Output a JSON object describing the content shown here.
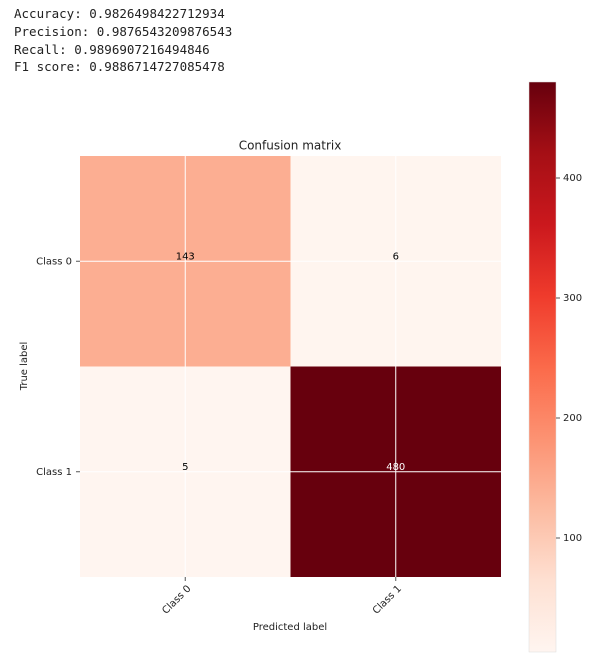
{
  "lines": [
    "Accuracy: 0.9826498422712934",
    "Precision: 0.9876543209876543",
    "Recall: 0.9896907216494846",
    "F1 score: 0.9886714727085478"
  ],
  "chart_data": {
    "type": "heatmap",
    "title": "Confusion matrix",
    "x_label": "Predicted label",
    "y_label": "True label",
    "x_categories": [
      "Class 0",
      "Class 1"
    ],
    "y_categories": [
      "Class 0",
      "Class 1"
    ],
    "values": [
      [
        143,
        6
      ],
      [
        5,
        480
      ]
    ],
    "colormap": [
      "#fff5f0",
      "#fee0d2",
      "#fcbba1",
      "#fc9272",
      "#fb6a4a",
      "#ef3b2c",
      "#cb181d",
      "#a50f15",
      "#67000d"
    ],
    "clim": [
      5,
      480
    ],
    "cticks": [
      100,
      200,
      300,
      400
    ],
    "grid": true
  }
}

• **Set problem**
Pictures stay out of the copy; please restate every record above exactly.

• **Result**
Output a JSON object describing the content shown here.
{
  "lines": [
    "Accuracy: 0.9826498422712934",
    "Precision: 0.9876543209876543",
    "Recall: 0.9896907216494846",
    "F1 score: 0.9886714727085478"
  ],
  "chart_data": {
    "type": "heatmap",
    "title": "Confusion matrix",
    "x_label": "Predicted label",
    "y_label": "True label",
    "x_categories": [
      "Class 0",
      "Class 1"
    ],
    "y_categories": [
      "Class 0",
      "Class 1"
    ],
    "values": [
      [
        143,
        6
      ],
      [
        5,
        480
      ]
    ],
    "colormap": [
      "#fff5f0",
      "#fee0d2",
      "#fcbba1",
      "#fc9272",
      "#fb6a4a",
      "#ef3b2c",
      "#cb181d",
      "#a50f15",
      "#67000d"
    ],
    "clim": [
      5,
      480
    ],
    "cticks": [
      100,
      200,
      300,
      400
    ],
    "grid": true
  }
}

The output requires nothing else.